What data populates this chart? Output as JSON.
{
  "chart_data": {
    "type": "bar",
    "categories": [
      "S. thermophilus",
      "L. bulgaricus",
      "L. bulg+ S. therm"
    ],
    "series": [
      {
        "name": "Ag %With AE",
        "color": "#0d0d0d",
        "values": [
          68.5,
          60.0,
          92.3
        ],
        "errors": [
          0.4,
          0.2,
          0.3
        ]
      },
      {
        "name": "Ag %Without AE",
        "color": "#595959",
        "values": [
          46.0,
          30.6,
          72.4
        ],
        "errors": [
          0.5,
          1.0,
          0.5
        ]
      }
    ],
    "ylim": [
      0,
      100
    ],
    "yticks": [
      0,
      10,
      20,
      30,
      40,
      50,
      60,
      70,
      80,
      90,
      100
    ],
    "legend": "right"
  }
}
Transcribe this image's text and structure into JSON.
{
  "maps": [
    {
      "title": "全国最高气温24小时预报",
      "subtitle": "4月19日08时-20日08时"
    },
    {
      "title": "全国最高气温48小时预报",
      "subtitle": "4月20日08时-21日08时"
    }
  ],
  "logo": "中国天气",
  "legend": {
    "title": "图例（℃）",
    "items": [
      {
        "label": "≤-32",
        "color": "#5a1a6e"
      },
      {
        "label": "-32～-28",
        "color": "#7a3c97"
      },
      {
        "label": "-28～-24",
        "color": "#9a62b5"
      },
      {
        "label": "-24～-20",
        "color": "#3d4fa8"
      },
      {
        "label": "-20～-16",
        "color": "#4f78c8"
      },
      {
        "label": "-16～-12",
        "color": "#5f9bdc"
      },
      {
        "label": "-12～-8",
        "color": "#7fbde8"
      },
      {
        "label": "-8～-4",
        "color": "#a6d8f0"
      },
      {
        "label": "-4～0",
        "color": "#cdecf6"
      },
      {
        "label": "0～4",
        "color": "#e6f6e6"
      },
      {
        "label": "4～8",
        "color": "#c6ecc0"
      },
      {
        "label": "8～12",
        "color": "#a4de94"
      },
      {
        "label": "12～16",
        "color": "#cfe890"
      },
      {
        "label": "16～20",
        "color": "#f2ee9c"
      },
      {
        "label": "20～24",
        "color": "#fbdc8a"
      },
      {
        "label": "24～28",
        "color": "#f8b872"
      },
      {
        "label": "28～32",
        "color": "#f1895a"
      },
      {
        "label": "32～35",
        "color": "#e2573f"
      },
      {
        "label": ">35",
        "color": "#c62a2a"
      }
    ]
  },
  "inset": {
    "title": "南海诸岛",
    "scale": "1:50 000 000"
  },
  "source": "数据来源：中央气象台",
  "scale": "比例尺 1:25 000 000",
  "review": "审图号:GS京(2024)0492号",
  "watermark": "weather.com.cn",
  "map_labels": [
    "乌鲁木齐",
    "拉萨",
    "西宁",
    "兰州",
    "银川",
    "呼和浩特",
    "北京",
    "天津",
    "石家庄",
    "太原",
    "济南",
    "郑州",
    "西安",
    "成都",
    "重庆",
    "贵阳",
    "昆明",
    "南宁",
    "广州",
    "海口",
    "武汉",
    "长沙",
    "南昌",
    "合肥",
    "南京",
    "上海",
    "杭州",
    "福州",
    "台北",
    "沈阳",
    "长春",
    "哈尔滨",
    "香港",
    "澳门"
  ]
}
• • • •
Search the entries for the word "JSON" and gather every line where it appears.

What data populates this chart? Output as JSON.
Transcribe this image's text and structure into JSON.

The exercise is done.